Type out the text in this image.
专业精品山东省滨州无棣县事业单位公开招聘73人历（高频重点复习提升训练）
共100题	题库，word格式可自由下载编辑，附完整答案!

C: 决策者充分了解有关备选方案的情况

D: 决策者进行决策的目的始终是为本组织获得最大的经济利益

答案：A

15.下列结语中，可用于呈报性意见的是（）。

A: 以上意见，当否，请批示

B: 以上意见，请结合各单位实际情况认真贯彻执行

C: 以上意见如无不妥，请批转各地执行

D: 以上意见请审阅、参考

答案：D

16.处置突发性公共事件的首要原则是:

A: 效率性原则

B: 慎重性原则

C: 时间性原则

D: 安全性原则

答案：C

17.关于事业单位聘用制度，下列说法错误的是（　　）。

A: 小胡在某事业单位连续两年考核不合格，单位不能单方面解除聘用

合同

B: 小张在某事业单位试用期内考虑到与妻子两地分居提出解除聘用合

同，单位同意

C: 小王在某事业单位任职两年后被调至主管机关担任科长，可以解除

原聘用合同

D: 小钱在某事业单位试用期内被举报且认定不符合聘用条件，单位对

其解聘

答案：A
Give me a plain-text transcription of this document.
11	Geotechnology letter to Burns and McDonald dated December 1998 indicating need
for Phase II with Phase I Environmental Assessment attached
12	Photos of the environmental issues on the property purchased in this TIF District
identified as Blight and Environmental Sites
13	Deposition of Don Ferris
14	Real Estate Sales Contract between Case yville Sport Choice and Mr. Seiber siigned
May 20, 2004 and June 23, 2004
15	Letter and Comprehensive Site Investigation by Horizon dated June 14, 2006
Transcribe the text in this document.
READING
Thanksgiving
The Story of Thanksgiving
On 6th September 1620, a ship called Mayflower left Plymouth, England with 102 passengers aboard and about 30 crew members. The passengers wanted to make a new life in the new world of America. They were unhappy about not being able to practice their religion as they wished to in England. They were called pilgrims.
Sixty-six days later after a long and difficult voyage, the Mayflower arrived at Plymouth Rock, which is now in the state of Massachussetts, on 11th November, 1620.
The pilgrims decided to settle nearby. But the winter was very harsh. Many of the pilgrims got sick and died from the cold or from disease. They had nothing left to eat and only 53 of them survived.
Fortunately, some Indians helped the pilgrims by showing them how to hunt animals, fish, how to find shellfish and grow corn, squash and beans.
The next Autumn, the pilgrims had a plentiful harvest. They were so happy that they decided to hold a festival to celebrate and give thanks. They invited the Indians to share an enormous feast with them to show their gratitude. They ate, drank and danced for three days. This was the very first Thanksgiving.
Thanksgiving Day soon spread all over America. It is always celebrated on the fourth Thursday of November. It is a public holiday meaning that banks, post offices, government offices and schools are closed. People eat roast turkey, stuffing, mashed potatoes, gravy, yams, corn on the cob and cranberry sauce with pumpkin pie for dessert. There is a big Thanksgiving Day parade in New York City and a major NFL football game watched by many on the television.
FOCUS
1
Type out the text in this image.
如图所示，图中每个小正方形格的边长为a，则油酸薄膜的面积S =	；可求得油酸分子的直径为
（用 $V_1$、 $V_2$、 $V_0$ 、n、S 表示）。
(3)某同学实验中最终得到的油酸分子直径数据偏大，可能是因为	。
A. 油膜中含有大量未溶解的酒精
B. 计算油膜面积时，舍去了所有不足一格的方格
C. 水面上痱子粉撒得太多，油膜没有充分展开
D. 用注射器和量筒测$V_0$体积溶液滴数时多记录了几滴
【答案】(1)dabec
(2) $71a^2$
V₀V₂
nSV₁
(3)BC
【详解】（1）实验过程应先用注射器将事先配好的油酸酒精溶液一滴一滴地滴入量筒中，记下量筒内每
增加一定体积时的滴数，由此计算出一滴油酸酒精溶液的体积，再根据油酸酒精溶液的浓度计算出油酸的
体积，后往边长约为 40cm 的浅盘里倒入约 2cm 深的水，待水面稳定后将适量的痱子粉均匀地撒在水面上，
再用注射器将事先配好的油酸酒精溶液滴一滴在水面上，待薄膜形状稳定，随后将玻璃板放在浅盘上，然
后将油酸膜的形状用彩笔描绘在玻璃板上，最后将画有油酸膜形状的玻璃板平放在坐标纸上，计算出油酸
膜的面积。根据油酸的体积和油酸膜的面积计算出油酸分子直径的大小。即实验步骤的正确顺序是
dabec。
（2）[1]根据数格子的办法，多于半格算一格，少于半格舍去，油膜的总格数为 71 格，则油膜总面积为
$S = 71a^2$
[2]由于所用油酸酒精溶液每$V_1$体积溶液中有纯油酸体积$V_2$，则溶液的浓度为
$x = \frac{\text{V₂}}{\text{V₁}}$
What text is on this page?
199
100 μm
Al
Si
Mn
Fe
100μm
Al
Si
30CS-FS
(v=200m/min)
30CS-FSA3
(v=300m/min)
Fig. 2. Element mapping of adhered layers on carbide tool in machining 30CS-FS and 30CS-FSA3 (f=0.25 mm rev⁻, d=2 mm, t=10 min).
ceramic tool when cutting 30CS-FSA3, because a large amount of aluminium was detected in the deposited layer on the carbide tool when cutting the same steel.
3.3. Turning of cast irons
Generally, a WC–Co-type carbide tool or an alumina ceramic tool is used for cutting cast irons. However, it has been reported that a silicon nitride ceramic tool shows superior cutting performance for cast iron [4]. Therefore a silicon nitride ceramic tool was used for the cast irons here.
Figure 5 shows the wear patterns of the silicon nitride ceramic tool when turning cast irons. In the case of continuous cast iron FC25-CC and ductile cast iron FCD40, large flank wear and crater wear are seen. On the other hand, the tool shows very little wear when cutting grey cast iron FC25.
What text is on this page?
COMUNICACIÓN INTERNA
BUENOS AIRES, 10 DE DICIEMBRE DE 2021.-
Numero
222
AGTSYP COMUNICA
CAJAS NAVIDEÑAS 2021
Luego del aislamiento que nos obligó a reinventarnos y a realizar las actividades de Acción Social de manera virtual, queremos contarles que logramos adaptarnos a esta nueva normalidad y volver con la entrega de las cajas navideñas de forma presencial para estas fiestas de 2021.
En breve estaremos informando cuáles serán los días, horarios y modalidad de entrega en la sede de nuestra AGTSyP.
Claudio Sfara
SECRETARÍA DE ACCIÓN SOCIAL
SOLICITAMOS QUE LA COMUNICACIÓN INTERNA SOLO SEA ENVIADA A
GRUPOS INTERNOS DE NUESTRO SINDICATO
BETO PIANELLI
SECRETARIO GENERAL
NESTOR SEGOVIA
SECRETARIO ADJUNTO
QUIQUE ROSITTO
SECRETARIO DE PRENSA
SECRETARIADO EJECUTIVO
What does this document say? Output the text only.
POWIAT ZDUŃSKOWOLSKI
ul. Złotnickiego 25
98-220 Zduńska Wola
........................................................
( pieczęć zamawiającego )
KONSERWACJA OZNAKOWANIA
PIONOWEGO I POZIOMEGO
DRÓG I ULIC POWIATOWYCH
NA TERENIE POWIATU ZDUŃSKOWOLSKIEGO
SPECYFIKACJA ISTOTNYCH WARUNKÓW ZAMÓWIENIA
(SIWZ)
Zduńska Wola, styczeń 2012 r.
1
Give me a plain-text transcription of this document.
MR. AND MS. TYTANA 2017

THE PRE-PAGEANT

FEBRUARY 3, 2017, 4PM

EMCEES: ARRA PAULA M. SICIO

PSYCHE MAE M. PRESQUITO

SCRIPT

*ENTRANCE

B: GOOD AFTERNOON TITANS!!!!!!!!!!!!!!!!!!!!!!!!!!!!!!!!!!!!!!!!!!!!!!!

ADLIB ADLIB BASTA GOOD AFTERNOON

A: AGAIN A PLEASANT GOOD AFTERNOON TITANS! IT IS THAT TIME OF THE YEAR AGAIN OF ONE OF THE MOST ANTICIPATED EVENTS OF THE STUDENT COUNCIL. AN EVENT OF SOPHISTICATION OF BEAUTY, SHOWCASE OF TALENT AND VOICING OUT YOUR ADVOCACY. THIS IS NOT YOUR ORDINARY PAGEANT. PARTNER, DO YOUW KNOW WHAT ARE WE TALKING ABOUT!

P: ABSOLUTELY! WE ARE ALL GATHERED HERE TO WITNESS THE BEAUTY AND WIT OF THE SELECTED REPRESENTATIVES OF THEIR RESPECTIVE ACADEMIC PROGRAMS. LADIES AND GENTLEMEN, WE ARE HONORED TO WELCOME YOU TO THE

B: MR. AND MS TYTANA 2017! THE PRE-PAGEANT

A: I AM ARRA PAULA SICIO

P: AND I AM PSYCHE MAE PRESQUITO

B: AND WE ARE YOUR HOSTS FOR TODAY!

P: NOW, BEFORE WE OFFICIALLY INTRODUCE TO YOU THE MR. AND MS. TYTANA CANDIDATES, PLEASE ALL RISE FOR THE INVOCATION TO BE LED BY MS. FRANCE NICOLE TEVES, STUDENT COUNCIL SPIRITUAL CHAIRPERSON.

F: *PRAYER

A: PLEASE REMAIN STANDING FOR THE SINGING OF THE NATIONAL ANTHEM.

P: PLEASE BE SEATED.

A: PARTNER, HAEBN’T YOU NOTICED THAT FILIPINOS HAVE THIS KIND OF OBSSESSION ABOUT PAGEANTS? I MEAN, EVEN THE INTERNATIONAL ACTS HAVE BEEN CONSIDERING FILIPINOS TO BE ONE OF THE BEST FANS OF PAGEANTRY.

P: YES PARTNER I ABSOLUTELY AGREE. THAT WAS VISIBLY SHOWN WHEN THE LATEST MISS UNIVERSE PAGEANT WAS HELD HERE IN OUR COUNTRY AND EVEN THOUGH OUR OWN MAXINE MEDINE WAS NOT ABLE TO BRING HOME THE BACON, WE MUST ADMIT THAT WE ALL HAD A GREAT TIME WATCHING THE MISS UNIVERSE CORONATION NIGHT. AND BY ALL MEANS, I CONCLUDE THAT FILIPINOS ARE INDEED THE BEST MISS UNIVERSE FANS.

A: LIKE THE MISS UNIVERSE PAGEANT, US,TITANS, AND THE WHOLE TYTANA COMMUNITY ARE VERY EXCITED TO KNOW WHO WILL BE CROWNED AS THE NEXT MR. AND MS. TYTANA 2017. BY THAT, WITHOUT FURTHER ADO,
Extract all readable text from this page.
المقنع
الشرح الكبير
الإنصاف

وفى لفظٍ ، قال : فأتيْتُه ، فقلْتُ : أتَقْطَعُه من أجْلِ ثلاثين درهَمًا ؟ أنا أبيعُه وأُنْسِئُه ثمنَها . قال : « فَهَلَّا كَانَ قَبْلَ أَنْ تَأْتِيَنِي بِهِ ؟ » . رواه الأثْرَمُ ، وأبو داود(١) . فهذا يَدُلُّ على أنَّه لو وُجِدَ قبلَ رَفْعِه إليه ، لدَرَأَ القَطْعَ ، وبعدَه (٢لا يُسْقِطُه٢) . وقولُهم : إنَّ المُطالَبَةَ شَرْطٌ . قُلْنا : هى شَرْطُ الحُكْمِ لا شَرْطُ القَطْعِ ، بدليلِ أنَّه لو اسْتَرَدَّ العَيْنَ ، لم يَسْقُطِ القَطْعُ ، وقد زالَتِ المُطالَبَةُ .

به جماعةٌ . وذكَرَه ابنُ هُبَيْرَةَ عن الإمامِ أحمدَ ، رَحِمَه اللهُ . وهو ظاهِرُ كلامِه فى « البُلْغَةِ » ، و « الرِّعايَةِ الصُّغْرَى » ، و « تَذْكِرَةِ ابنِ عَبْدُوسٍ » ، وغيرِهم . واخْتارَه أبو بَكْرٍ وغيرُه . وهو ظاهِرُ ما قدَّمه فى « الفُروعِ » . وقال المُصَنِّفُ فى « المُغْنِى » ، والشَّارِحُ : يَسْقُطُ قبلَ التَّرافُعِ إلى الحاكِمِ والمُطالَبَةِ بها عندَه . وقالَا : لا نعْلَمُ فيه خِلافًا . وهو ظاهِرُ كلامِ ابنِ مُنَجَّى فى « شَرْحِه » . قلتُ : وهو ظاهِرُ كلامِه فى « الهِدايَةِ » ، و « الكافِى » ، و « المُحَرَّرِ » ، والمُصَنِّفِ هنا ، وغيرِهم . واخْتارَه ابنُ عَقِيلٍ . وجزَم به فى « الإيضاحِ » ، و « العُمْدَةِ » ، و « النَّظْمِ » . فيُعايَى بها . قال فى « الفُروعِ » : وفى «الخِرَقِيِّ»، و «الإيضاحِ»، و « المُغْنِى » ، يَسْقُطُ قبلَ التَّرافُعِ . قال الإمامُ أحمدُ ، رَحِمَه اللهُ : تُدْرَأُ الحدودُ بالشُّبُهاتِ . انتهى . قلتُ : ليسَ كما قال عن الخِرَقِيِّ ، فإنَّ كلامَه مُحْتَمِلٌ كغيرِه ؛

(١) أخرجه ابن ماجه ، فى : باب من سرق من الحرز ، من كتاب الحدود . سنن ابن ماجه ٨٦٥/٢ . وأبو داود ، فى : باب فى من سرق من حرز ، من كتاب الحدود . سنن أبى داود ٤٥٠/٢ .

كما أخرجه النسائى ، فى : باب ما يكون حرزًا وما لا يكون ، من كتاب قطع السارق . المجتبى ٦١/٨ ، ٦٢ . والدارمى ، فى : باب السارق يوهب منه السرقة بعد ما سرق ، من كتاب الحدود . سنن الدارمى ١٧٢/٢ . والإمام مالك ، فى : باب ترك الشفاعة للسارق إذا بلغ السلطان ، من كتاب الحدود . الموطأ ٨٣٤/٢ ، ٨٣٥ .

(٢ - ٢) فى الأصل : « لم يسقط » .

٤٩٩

### WHAT THE TASK REQUIRES
All lines in the data that contain the word "PSYCHE" should be copied.

### OUTPUT
PSYCHE MAE M. PRESQUITO
P: AND I AM PSYCHE MAE PRESQUITO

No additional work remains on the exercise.